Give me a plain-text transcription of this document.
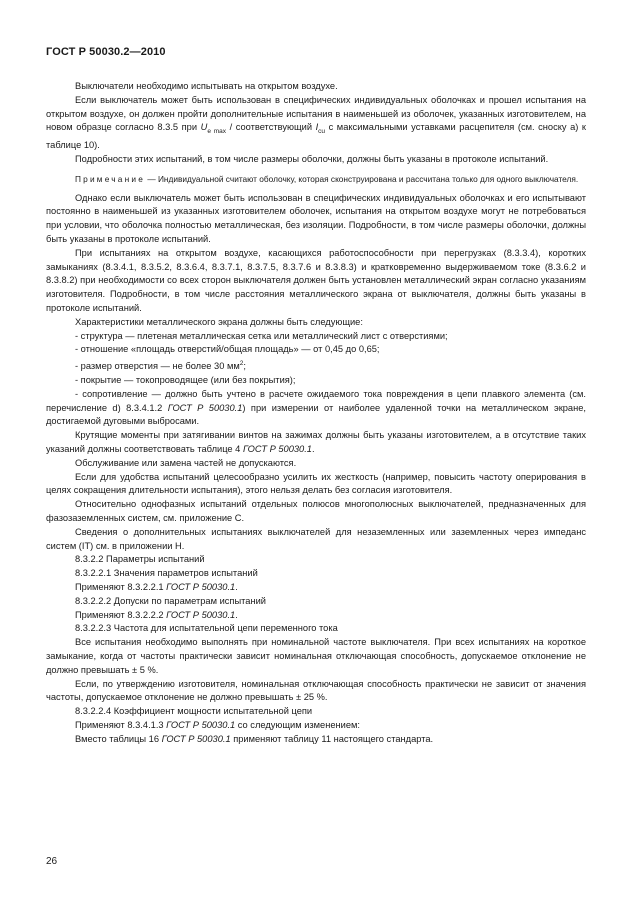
ГОСТ Р 50030.2—2010

Выключатели необходимо испытывать на открытом воздухе.

Если выключатель может быть использован в специфических индивидуальных оболочках и прошел испытания на открытом воздухе, он должен пройти дополнительные испытания в наименьшей из оболочек, указанных изготовителем, на новом образце согласно 8.3.5 при $U_{e max}$ / соответствующий $I_{cu}$ с максимальными уставками расцепителя (см. сноску а) к таблице 10).

Подробности этих испытаний, в том числе размеры оболочки, должны быть указаны в протоколе испытаний.

Примечание — Индивидуальной считают оболочку, которая сконструирована и рассчитана только для одного выключателя.

Однако если выключатель может быть использован в специфических индивидуальных оболочках и его испытывают постоянно в наименьшей из указанных изготовителем оболочек, испытания на открытом воздухе могут не потребоваться при условии, что оболочка полностью металлическая, без изоляции. Подробности, в том числе размеры оболочки, должны быть указаны в протоколе испытаний.

При испытаниях на открытом воздухе, касающихся работоспособности при перегрузках (8.3.3.4), коротких замыканиях (8.3.4.1, 8.3.5.2, 8.3.6.4, 8.3.7.1, 8.3.7.5, 8.3.7.6 и 8.3.8.3) и кратковременно выдерживаемом токе (8.3.6.2 и 8.3.8.2) при необходимости со всех сторон выключателя должен быть установлен металлический экран согласно указаниям изготовителя. Подробности, в том числе расстояния металлического экрана от выключателя, должны быть указаны в протоколе испытаний.

Характеристики металлического экрана должны быть следующие:

- структура — плетеная металлическая сетка или металлический лист с отверстиями;

- отношение «площадь отверстий/общая площадь» — от 0,45 до 0,65;

- размер отверстия — не более 30 $мм^2$;

- покрытие — токопроводящее (или без покрытия);

- сопротивление — должно быть учтено в расчете ожидаемого тока повреждения в цепи плавкого элемента (см. перечисление d) 8.3.4.1.2 ГОСТ Р 50030.1) при измерении от наиболее удаленной точки на металлическом экране, достигаемой дуговыми выбросами.

Крутящие моменты при затягивании винтов на зажимах должны быть указаны изготовителем, а в отсутствие таких указаний должны соответствовать таблице 4 ГОСТ Р 50030.1.

Обслуживание или замена частей не допускаются.

Если для удобства испытаний целесообразно усилить их жесткость (например, повысить частоту оперирования в целях сокращения длительности испытания), этого нельзя делать без согласия изготовителя.

Относительно однофазных испытаний отдельных полюсов многополюсных выключателей, предназначенных для фазозаземленных систем, см. приложение С.

Сведения о дополнительных испытаниях выключателей для незаземленных или заземленных через импеданс систем (IT) см. в приложении Н.

8.3.2.2 Параметры испытаний

8.3.2.2.1 Значения параметров испытаний

Применяют 8.3.2.2.1 ГОСТ Р 50030.1.

8.3.2.2.2 Допуски по параметрам испытаний

Применяют 8.3.2.2.2 ГОСТ Р 50030.1.

8.3.2.2.3 Частота для испытательной цепи переменного тока

Все испытания необходимо выполнять при номинальной частоте выключателя. При всех испытаниях на короткое замыкание, когда от частоты практически зависит номинальная отключающая способность, допускаемое отклонение не должно превышать ± 5 %.

Если, по утверждению изготовителя, номинальная отключающая способность практически не зависит от значения частоты, допускаемое отклонение не должно превышать ± 25 %.

8.3.2.2.4 Коэффициент мощности испытательной цепи

Применяют 8.3.4.1.3 ГОСТ Р 50030.1 со следующим изменением:

Вместо таблицы 16 ГОСТ Р 50030.1 применяют таблицу 11 настоящего стандарта.

26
———
DESCRIPTION OF THE TASK ::
Look over the listing. Pull out every line with the string "ГОСТ" in it.

SOLUTION TO THE EXERCISE ::
ГОСТ Р 50030.2—2010
- сопротивление — должно быть учтено в расчете ожидаемого тока повреждения в цепи плавкого элемента (см. перечисление d) 8.3.4.1.2 ГОСТ Р 50030.1) при измерении от наиболее удаленной точки на металлическом экране, достигаемой дуговыми выбросами.
Крутящие моменты при затягивании винтов на зажимах должны быть указаны изготовителем, а в отсутствие таких указаний должны соответствовать таблице 4 ГОСТ Р 50030.1.
Применяют 8.3.2.2.1 ГОСТ Р 50030.1.
Применяют 8.3.2.2.2 ГОСТ Р 50030.1.
Применяют 8.3.4.1.3 ГОСТ Р 50030.1 со следующим изменением:
Вместо таблицы 16 ГОСТ Р 50030.1 применяют таблицу 11 настоящего стандарта.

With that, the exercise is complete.